(WHAT YOU HAVE TO DO): Pick out every line with the word "death" and copy it.

(SOURCE RECORDS):
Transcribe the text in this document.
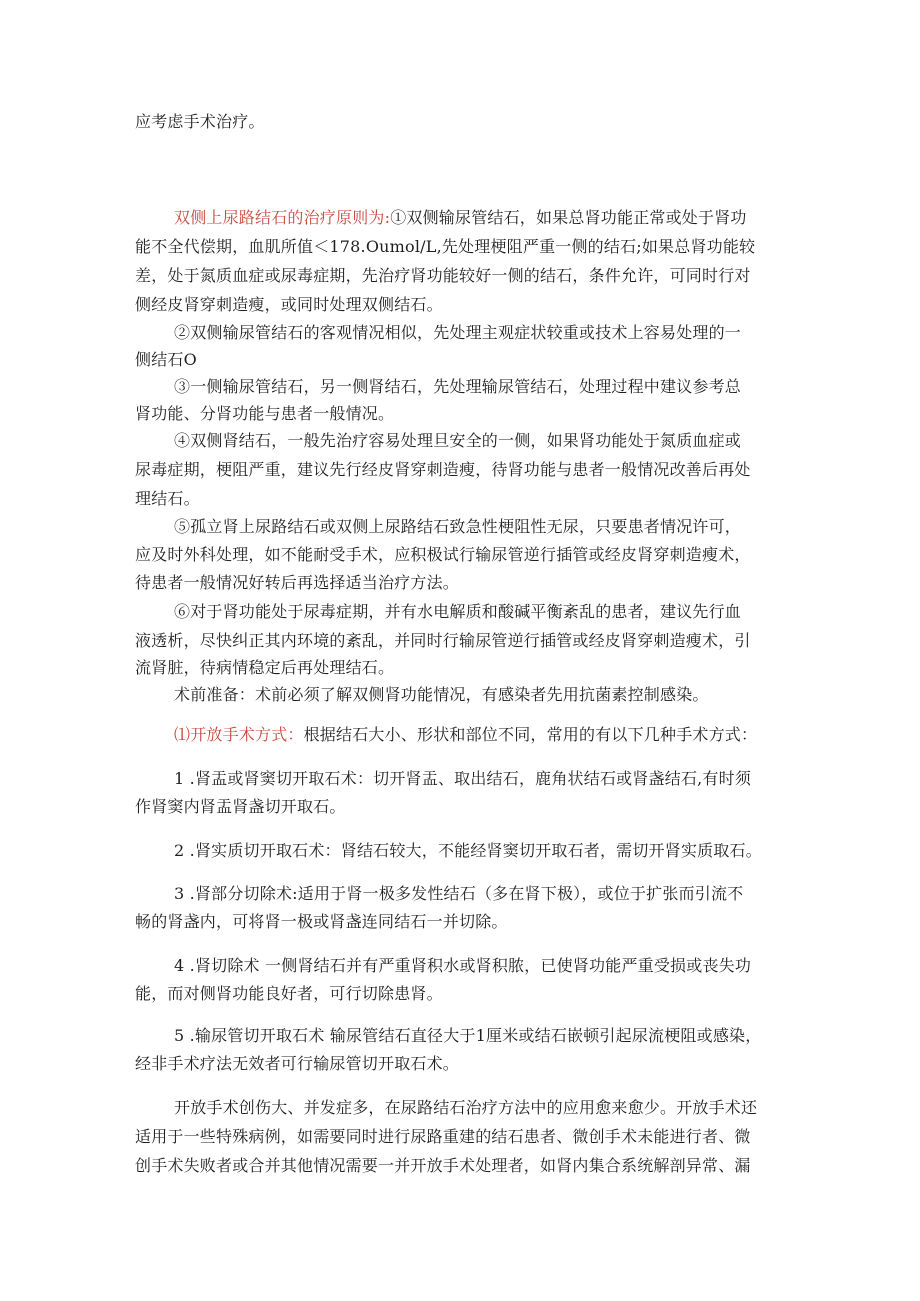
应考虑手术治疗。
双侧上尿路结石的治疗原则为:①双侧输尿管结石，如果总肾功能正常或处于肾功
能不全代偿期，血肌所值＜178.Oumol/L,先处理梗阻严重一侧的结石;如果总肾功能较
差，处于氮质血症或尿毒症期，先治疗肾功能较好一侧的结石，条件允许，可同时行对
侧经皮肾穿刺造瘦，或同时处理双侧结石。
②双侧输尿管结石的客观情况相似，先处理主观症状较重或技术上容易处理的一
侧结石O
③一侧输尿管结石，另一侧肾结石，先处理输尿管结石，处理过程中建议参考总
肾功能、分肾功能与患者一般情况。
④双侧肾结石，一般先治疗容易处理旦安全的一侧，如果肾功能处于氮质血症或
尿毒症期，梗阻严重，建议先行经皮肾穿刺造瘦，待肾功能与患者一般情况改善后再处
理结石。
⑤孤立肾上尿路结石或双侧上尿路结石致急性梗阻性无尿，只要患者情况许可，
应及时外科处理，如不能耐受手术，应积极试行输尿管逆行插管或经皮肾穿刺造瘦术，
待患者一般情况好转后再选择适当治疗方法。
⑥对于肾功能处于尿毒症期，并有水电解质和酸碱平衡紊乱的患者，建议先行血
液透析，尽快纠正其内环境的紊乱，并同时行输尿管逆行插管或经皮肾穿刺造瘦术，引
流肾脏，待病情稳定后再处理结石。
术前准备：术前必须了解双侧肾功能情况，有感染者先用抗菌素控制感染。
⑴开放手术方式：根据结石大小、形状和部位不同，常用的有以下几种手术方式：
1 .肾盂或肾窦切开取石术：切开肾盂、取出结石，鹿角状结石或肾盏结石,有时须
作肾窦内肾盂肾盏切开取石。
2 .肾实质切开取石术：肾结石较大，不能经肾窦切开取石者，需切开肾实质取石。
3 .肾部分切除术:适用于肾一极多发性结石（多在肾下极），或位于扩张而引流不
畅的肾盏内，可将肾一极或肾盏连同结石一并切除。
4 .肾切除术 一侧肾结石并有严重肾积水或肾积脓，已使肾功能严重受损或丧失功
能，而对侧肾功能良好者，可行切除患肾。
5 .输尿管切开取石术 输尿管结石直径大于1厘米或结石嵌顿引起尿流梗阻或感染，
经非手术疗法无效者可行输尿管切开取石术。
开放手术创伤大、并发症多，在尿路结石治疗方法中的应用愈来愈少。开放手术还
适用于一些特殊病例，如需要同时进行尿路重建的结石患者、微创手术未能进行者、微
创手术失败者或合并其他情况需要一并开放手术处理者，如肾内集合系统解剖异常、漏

==

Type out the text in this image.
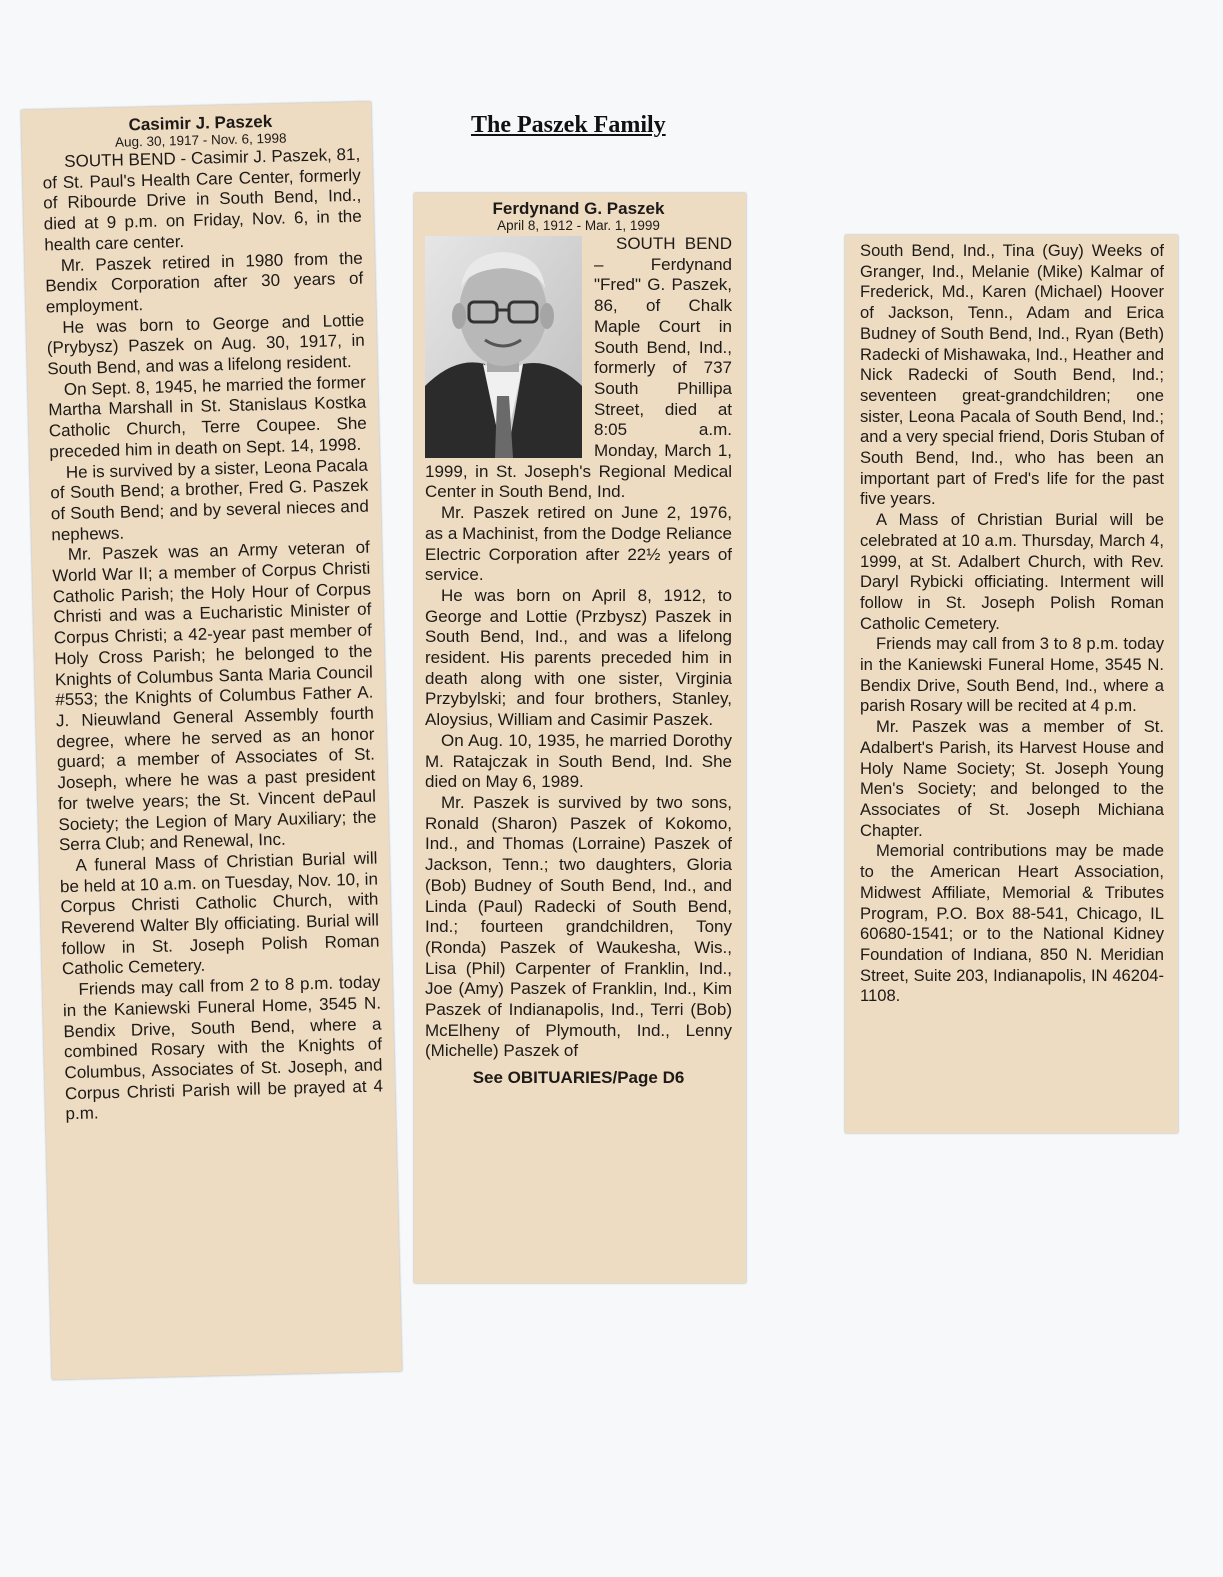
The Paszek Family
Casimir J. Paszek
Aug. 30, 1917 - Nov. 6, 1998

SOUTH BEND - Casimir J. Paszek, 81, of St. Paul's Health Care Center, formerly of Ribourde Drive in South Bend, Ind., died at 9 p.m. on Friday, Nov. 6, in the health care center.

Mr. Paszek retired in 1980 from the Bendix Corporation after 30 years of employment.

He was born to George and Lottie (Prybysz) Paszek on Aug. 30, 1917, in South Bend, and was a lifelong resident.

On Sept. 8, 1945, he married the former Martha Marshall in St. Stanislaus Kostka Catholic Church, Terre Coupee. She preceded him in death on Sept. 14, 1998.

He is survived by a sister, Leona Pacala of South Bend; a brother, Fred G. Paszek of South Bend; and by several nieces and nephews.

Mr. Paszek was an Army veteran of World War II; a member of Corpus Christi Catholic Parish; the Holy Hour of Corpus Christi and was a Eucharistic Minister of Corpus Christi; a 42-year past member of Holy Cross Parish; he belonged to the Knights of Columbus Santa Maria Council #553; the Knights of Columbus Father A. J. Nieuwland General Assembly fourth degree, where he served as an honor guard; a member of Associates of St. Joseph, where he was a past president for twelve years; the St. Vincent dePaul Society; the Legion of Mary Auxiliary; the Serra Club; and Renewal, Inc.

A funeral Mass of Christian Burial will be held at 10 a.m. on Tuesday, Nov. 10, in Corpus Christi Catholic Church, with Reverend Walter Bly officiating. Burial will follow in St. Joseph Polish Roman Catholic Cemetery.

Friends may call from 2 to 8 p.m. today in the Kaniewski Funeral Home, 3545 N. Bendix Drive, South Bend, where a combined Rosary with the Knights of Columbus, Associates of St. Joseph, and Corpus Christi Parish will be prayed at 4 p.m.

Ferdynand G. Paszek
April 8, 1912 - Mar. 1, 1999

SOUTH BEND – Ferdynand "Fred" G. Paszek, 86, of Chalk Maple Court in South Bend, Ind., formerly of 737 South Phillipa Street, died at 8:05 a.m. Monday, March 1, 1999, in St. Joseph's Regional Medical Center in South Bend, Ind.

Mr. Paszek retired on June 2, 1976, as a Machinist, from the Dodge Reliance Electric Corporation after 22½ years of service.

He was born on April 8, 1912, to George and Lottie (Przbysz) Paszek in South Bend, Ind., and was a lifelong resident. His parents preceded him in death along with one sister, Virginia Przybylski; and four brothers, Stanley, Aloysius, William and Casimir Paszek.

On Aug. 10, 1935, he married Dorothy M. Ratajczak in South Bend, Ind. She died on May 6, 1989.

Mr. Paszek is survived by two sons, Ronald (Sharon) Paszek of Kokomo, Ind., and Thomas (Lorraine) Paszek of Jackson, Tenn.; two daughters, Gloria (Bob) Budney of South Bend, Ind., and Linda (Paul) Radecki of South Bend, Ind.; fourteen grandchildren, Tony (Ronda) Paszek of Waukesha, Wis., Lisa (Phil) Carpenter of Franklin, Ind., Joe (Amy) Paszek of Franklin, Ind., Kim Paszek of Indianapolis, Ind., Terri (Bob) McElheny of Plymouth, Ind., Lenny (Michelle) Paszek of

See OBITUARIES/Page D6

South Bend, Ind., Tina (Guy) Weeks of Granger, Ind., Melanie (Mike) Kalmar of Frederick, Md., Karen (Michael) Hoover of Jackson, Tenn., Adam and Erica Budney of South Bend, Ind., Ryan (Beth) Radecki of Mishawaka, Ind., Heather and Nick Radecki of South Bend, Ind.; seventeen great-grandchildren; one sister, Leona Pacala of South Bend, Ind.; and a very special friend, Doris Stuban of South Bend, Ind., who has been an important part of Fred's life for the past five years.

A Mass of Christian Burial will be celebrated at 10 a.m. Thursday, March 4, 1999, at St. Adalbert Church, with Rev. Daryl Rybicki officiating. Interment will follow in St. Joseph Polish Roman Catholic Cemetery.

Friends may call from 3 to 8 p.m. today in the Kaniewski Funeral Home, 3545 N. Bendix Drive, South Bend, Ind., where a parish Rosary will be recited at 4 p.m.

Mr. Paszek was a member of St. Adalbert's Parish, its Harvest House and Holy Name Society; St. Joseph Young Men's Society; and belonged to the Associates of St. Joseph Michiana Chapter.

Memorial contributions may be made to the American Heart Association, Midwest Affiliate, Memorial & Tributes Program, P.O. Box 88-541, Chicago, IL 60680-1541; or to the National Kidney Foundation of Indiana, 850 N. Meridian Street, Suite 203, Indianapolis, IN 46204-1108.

(SOLUTION TO THIS EXERCISE):
On Sept. 8, 1945, he married the former Martha Marshall in St. Stanislaus Kostka Catholic Church, Terre Coupee. She preceded him in death on Sept. 14, 1998.
He was born on April 8, 1912, to George and Lottie (Przbysz) Paszek in South Bend, Ind., and was a lifelong resident. His parents preceded him in death along with one sister, Virginia Przybylski; and four brothers, Stanley, Aloysius, William and Casimir Paszek.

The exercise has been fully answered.